* **Dataset**

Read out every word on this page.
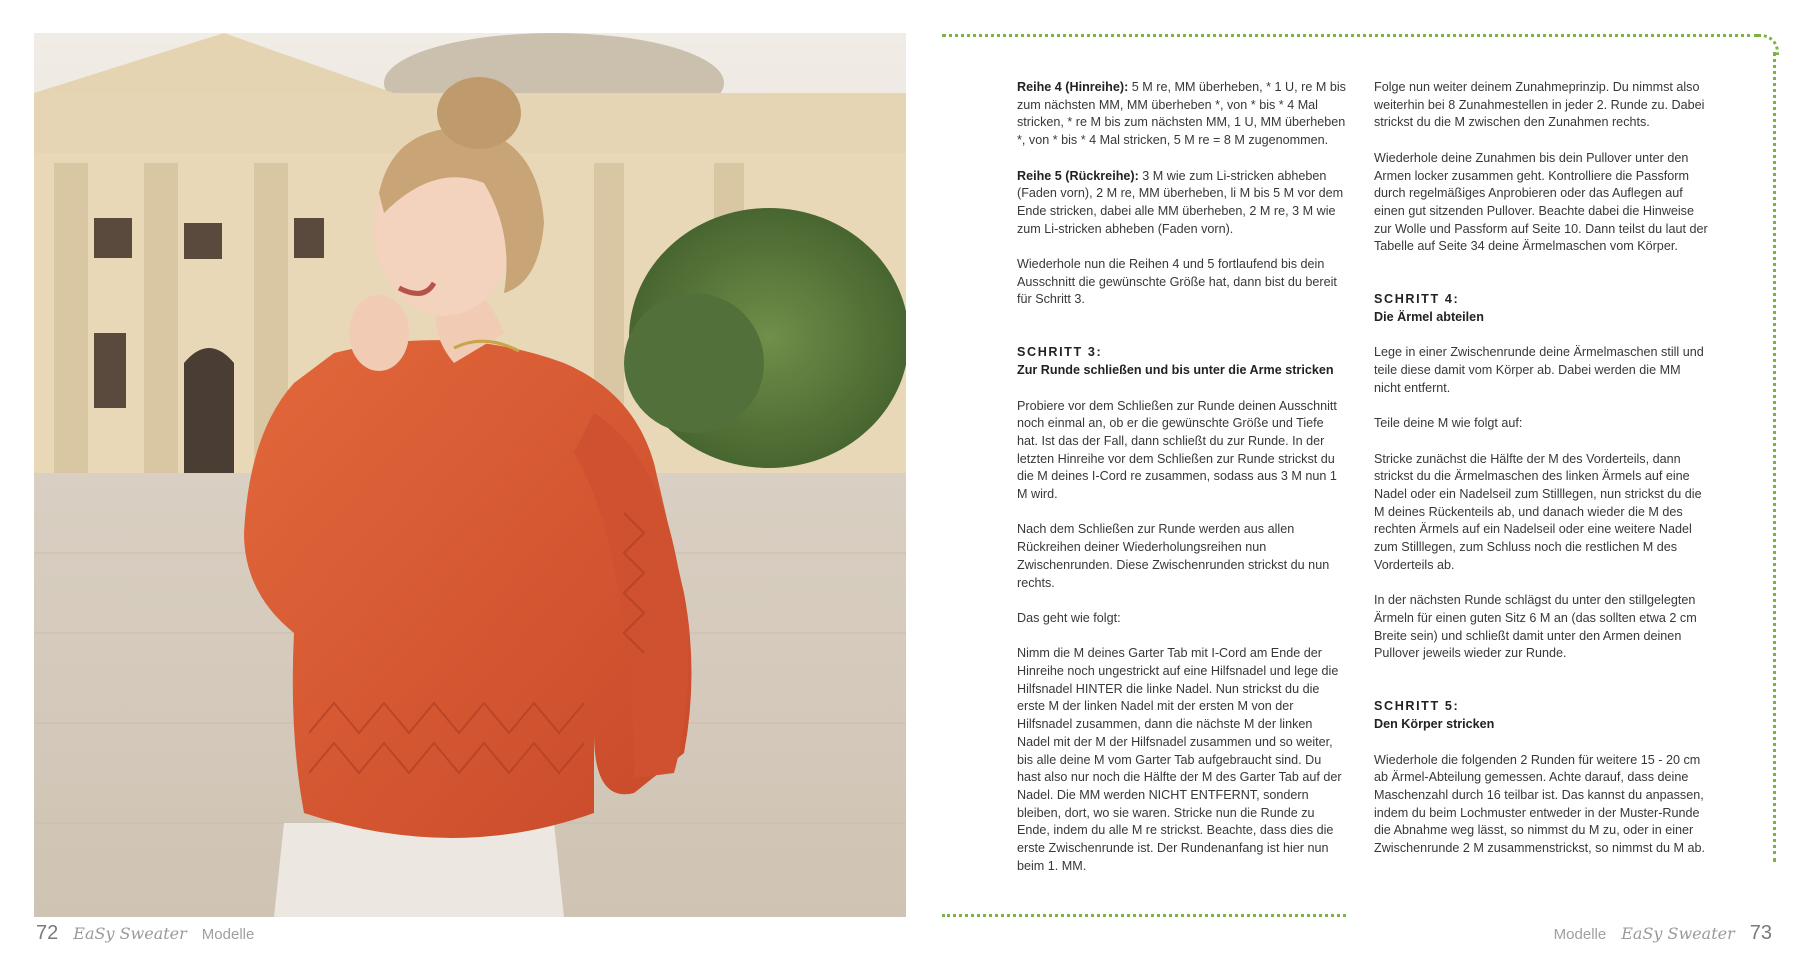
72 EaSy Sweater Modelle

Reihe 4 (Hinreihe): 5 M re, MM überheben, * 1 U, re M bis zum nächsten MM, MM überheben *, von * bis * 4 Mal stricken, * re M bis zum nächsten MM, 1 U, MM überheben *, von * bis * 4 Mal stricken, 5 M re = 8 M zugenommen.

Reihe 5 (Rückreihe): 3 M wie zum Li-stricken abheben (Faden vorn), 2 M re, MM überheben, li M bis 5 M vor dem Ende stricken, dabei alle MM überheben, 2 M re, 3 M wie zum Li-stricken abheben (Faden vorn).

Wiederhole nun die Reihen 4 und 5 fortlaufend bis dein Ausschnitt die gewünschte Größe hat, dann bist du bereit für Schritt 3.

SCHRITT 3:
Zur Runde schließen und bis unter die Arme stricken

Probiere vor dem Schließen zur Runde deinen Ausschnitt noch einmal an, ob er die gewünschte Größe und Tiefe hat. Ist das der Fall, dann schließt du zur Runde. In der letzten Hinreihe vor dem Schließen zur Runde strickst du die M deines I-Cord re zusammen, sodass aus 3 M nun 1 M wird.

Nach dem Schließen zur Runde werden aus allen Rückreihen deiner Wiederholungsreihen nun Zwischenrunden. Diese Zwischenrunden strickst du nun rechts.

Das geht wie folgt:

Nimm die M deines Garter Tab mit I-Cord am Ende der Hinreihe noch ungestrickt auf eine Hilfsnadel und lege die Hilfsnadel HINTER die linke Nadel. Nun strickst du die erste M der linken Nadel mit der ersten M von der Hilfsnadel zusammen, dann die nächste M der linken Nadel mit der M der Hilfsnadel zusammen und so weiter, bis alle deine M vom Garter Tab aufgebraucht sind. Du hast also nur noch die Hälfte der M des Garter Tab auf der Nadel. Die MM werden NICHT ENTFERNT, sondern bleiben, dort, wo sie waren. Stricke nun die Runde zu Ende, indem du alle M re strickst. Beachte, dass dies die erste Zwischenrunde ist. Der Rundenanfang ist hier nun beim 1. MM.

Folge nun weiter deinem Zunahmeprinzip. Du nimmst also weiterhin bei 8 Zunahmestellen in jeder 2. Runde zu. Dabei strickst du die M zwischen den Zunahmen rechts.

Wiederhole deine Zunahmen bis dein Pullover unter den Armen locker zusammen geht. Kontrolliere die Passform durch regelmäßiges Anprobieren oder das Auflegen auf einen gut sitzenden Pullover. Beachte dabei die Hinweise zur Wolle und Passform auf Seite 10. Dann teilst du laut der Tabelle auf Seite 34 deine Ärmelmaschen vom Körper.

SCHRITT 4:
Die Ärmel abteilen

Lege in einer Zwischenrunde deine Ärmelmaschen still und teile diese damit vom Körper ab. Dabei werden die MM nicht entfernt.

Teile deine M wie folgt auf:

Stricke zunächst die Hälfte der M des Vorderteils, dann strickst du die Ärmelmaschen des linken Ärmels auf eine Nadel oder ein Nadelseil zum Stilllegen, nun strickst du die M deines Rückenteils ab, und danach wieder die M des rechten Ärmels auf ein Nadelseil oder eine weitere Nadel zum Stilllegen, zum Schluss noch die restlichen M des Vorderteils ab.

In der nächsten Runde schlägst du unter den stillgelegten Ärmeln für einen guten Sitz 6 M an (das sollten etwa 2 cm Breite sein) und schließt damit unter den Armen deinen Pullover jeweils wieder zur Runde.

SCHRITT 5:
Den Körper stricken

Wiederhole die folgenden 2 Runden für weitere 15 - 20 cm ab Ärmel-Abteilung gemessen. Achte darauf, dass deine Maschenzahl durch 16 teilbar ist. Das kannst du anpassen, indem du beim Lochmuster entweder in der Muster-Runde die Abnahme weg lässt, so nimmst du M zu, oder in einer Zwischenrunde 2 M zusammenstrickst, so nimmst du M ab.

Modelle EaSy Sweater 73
...
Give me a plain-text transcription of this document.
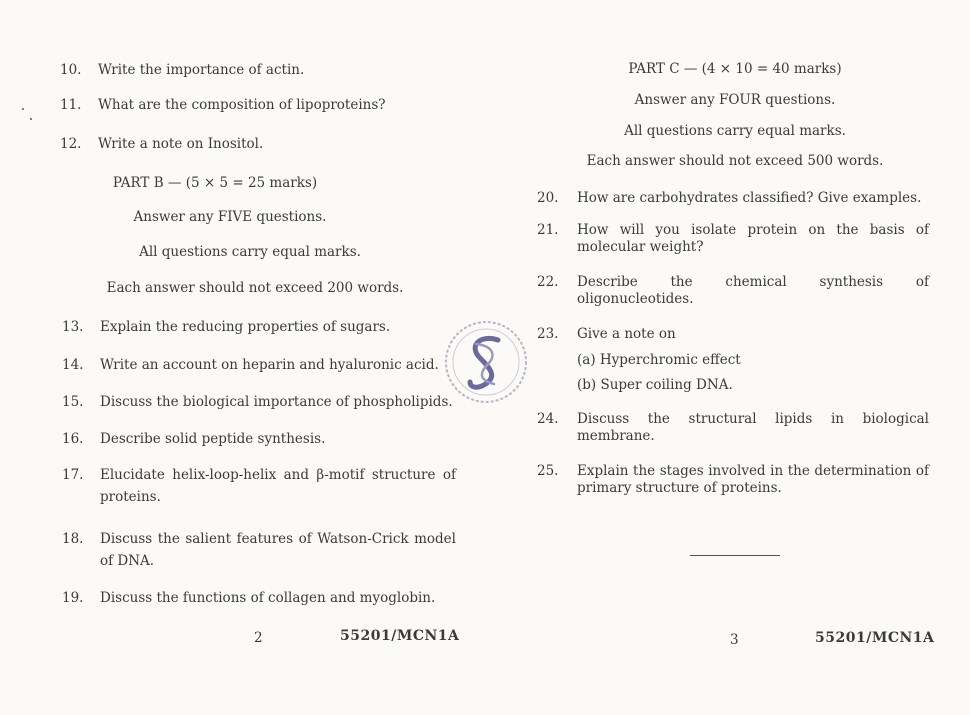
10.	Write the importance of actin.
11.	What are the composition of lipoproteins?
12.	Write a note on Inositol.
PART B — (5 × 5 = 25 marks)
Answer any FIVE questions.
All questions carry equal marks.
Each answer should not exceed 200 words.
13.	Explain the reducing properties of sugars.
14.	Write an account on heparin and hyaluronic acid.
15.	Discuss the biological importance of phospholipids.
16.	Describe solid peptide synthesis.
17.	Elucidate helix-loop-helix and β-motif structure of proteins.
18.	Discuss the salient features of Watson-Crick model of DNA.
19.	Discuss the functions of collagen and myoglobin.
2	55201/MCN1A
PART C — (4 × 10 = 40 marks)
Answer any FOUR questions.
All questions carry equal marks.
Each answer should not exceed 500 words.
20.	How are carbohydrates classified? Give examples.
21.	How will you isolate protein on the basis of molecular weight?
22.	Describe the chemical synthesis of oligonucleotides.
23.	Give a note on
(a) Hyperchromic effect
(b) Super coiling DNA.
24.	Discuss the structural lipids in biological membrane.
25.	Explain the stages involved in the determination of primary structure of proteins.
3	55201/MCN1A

* **Work to be completed**
Reproduce each line of the material that mentions "Cord".

* **Result for this task**
Probiere vor dem Schließen zur Runde deinen Ausschnitt noch einmal an, ob er die gewünschte Größe und Tiefe hat. Ist das der Fall, dann schließt du zur Runde. In der letzten Hinreihe vor dem Schließen zur Runde strickst du die M deines I-Cord re zusammen, sodass aus 3 M nun 1 M wird.
Nimm die M deines Garter Tab mit I-Cord am Ende der Hinreihe noch ungestrickt auf eine Hilfsnadel und lege die Hilfsnadel HINTER die linke Nadel. Nun strickst du die erste M der linken Nadel mit der ersten M von der Hilfsnadel zusammen, dann die nächste M der linken Nadel mit der M der Hilfsnadel zusammen und so weiter, bis alle deine M vom Garter Tab aufgebraucht sind. Du hast also nur noch die Hälfte der M des Garter Tab auf der Nadel. Die MM werden NICHT ENTFERNT, sondern bleiben, dort, wo sie waren. Stricke nun die Runde zu Ende, indem du alle M re strickst. Beachte, dass dies die erste Zwischenrunde ist. Der Rundenanfang ist hier nun beim 1. MM.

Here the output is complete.